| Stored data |
↓
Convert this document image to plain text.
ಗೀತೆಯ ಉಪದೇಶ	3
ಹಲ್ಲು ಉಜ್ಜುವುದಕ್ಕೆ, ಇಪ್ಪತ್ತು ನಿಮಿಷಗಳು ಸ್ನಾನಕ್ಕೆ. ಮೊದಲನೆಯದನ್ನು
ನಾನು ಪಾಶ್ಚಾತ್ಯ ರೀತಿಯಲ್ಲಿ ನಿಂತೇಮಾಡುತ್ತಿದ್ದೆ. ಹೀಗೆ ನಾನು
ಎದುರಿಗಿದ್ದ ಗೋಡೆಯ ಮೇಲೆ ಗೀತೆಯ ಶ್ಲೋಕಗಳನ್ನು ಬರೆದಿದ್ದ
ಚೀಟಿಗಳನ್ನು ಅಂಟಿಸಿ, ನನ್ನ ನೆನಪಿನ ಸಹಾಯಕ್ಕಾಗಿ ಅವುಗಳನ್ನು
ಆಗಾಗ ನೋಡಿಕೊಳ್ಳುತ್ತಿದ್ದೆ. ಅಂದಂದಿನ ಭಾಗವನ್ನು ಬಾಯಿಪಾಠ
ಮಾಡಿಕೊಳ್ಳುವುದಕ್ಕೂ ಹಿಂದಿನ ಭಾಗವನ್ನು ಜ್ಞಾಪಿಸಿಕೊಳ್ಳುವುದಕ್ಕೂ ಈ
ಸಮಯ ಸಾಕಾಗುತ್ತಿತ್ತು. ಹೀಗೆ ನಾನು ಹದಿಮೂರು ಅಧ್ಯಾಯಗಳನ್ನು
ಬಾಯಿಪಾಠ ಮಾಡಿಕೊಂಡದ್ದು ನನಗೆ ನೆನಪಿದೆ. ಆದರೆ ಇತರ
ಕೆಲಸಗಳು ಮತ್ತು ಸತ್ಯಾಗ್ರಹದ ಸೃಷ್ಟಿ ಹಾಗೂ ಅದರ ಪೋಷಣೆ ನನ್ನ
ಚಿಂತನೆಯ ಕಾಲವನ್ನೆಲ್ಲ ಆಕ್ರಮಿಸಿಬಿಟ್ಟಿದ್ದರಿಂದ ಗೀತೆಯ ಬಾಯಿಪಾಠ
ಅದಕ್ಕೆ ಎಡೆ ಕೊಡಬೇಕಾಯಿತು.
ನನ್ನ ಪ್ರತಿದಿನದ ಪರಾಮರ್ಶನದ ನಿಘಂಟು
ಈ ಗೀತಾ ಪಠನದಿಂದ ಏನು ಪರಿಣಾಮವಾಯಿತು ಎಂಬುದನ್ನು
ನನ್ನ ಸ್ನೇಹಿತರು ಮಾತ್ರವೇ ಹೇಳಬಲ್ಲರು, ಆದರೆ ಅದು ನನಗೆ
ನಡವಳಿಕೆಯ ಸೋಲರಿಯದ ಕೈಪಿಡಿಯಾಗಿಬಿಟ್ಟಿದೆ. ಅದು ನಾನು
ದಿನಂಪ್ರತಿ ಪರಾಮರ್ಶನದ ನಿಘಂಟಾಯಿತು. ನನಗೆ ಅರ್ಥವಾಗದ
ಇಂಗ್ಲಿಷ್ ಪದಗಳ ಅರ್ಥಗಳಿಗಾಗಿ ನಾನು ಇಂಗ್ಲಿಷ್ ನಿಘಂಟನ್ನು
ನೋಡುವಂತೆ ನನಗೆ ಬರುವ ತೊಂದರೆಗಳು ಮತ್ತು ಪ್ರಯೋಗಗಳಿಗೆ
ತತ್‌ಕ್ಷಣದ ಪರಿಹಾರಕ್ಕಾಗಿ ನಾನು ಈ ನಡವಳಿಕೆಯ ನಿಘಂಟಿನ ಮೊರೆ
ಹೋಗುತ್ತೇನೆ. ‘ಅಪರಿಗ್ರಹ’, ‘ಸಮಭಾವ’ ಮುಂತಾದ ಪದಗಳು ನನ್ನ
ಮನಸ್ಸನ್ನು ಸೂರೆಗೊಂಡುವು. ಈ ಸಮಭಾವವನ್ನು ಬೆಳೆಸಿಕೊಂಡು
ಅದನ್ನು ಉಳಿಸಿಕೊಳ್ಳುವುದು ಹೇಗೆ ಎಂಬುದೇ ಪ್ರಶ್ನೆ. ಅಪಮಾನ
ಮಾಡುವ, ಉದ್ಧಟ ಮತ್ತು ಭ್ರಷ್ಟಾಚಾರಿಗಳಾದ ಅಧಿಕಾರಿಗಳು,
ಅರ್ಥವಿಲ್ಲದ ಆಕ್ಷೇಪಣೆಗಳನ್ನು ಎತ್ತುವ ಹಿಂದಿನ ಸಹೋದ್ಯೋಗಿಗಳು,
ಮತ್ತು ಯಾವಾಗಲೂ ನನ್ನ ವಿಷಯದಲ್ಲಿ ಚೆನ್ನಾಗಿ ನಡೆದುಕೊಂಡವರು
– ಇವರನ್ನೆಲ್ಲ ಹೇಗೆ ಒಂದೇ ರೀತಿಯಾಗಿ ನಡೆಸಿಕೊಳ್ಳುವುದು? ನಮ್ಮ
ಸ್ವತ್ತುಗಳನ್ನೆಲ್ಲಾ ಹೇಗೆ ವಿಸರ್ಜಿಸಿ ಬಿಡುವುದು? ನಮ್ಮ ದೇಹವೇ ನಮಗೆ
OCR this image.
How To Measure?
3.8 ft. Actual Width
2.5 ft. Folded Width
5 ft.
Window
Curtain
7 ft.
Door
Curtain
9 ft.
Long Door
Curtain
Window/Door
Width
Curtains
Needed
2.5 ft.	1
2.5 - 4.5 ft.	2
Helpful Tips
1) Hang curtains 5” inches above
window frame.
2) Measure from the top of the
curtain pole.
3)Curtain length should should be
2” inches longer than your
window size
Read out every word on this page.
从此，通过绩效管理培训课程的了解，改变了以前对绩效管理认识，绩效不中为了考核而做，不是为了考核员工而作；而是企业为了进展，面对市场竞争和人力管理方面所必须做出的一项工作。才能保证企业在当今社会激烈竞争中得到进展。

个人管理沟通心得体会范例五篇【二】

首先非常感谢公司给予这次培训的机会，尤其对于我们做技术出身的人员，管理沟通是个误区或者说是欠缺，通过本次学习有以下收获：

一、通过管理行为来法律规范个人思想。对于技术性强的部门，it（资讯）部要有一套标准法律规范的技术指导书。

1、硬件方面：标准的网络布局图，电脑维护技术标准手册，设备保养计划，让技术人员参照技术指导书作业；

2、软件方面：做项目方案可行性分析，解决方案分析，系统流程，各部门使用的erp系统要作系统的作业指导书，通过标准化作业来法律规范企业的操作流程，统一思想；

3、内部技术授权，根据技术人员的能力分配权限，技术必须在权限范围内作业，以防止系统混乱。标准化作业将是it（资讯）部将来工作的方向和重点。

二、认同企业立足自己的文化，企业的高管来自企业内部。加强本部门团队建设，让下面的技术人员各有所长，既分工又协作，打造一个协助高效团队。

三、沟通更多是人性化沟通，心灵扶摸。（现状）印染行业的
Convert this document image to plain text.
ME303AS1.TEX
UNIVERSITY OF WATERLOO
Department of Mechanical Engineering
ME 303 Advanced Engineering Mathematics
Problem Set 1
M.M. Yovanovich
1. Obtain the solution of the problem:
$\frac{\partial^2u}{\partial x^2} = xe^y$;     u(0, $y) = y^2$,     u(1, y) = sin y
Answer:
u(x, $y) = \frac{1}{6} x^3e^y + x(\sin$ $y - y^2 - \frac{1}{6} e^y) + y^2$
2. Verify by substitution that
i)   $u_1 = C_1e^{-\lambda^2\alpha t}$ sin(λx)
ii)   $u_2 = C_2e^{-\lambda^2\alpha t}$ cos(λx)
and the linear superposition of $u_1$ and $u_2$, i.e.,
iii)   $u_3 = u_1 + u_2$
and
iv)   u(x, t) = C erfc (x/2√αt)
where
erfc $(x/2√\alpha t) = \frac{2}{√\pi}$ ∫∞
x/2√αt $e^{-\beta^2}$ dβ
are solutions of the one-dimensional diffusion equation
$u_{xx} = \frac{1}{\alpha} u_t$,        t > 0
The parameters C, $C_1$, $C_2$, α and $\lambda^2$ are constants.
↑
Scan the data for the word "inches" and copy every line where it shows up.

1) Hang curtains 5” inches above
2” inches longer than your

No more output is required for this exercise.